Structured figure records:
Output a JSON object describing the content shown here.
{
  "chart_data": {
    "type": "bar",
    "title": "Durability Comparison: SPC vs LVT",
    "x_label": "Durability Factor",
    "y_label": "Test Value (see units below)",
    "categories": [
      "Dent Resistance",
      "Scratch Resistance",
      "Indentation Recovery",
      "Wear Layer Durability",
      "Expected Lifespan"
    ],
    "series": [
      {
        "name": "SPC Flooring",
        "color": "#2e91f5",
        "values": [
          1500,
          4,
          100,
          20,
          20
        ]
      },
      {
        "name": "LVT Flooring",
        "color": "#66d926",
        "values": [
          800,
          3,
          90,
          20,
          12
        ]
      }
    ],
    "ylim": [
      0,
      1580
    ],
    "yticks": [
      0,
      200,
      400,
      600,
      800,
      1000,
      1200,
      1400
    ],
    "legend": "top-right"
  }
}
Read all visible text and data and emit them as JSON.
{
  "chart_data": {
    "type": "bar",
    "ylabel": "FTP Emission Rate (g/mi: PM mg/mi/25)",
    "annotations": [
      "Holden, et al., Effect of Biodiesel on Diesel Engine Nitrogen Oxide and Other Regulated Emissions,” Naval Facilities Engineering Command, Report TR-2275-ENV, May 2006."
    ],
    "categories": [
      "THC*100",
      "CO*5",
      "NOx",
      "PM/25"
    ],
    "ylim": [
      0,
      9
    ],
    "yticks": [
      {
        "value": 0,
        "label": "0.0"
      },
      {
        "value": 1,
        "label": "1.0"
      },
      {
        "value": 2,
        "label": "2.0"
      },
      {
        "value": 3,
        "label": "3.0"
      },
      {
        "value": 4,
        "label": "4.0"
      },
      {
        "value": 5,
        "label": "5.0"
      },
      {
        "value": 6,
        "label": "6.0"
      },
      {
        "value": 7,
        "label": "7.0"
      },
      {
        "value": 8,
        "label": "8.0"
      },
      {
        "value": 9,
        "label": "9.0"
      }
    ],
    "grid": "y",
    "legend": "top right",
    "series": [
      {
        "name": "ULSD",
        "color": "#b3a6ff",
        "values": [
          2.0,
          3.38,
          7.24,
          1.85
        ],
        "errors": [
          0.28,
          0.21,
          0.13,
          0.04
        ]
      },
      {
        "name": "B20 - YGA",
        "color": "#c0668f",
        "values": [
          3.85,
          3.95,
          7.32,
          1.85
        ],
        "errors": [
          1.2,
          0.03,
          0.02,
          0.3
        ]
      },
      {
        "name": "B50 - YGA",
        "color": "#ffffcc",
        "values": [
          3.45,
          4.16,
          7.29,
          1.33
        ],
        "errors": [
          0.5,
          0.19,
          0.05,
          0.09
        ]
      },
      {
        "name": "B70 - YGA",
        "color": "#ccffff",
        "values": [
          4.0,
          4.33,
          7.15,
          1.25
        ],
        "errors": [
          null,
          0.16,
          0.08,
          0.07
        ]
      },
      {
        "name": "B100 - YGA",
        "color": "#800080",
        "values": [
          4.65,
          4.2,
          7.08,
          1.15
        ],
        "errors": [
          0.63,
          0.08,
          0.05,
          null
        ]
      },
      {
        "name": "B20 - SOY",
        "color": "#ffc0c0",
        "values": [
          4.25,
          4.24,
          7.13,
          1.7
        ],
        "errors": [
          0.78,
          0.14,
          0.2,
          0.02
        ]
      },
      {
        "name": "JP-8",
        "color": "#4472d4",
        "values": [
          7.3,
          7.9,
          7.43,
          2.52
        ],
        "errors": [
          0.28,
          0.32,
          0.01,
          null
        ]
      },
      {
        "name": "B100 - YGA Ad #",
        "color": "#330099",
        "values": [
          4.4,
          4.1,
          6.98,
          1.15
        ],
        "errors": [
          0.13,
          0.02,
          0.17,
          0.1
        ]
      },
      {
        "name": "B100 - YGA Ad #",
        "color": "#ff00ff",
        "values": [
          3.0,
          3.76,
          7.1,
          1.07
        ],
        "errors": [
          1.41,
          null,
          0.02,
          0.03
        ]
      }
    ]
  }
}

- Written instruction: Copy the entries above exactly, leaving none out.

- Answer below:
Output a JSON object describing the content shown here.
{
  "chart_data": {
    "type": "bar",
    "title": "Durability Comparison: SPC vs LVT",
    "x_label": "Durability Factor",
    "y_label": "Test Value (see units below)",
    "categories": [
      "Dent Resistance",
      "Scratch Resistance",
      "Indentation Recovery",
      "Wear Layer Durability",
      "Expected Lifespan"
    ],
    "series": [
      {
        "name": "SPC Flooring",
        "color": "#2e91f5",
        "values": [
          1500,
          4,
          100,
          20,
          20
        ]
      },
      {
        "name": "LVT Flooring",
        "color": "#66d926",
        "values": [
          800,
          3,
          90,
          20,
          12
        ]
      }
    ],
    "ylim": [
      0,
      1580
    ],
    "yticks": [
      0,
      200,
      400,
      600,
      800,
      1000,
      1200,
      1400
    ],
    "legend": "top-right"
  }
}
Read all visible text and data and emit them as JSON.
{
  "chart_data": {
    "type": "bar",
    "ylabel": "FTP Emission Rate (g/mi: PM mg/mi/25)",
    "annotations": [
      "Holden, et al., Effect of Biodiesel on Diesel Engine Nitrogen Oxide and Other Regulated Emissions,” Naval Facilities Engineering Command, Report TR-2275-ENV, May 2006."
    ],
    "categories": [
      "THC*100",
      "CO*5",
      "NOx",
      "PM/25"
    ],
    "ylim": [
      0,
      9
    ],
    "yticks": [
      {
        "value": 0,
        "label": "0.0"
      },
      {
        "value": 1,
        "label": "1.0"
      },
      {
        "value": 2,
        "label": "2.0"
      },
      {
        "value": 3,
        "label": "3.0"
      },
      {
        "value": 4,
        "label": "4.0"
      },
      {
        "value": 5,
        "label": "5.0"
      },
      {
        "value": 6,
        "label": "6.0"
      },
      {
        "value": 7,
        "label": "7.0"
      },
      {
        "value": 8,
        "label": "8.0"
      },
      {
        "value": 9,
        "label": "9.0"
      }
    ],
    "grid": "y",
    "legend": "top right",
    "series": [
      {
        "name": "ULSD",
        "color": "#b3a6ff",
        "values": [
          2.0,
          3.38,
          7.24,
          1.85
        ],
        "errors": [
          0.28,
          0.21,
          0.13,
          0.04
        ]
      },
      {
        "name": "B20 - YGA",
        "color": "#c0668f",
        "values": [
          3.85,
          3.95,
          7.32,
          1.85
        ],
        "errors": [
          1.2,
          0.03,
          0.02,
          0.3
        ]
      },
      {
        "name": "B50 - YGA",
        "color": "#ffffcc",
        "values": [
          3.45,
          4.16,
          7.29,
          1.33
        ],
        "errors": [
          0.5,
          0.19,
          0.05,
          0.09
        ]
      },
      {
        "name": "B70 - YGA",
        "color": "#ccffff",
        "values": [
          4.0,
          4.33,
          7.15,
          1.25
        ],
        "errors": [
          null,
          0.16,
          0.08,
          0.07
        ]
      },
      {
        "name": "B100 - YGA",
        "color": "#800080",
        "values": [
          4.65,
          4.2,
          7.08,
          1.15
        ],
        "errors": [
          0.63,
          0.08,
          0.05,
          null
        ]
      },
      {
        "name": "B20 - SOY",
        "color": "#ffc0c0",
        "values": [
          4.25,
          4.24,
          7.13,
          1.7
        ],
        "errors": [
          0.78,
          0.14,
          0.2,
          0.02
        ]
      },
      {
        "name": "JP-8",
        "color": "#4472d4",
        "values": [
          7.3,
          7.9,
          7.43,
          2.52
        ],
        "errors": [
          0.28,
          0.32,
          0.01,
          null
        ]
      },
      {
        "name": "B100 - YGA Ad #",
        "color": "#330099",
        "values": [
          4.4,
          4.1,
          6.98,
          1.15
        ],
        "errors": [
          0.13,
          0.02,
          0.17,
          0.1
        ]
      },
      {
        "name": "B100 - YGA Ad #",
        "color": "#ff00ff",
        "values": [
          3.0,
          3.76,
          7.1,
          1.07
        ],
        "errors": [
          1.41,
          null,
          0.02,
          0.03
        ]
      }
    ]
  }
}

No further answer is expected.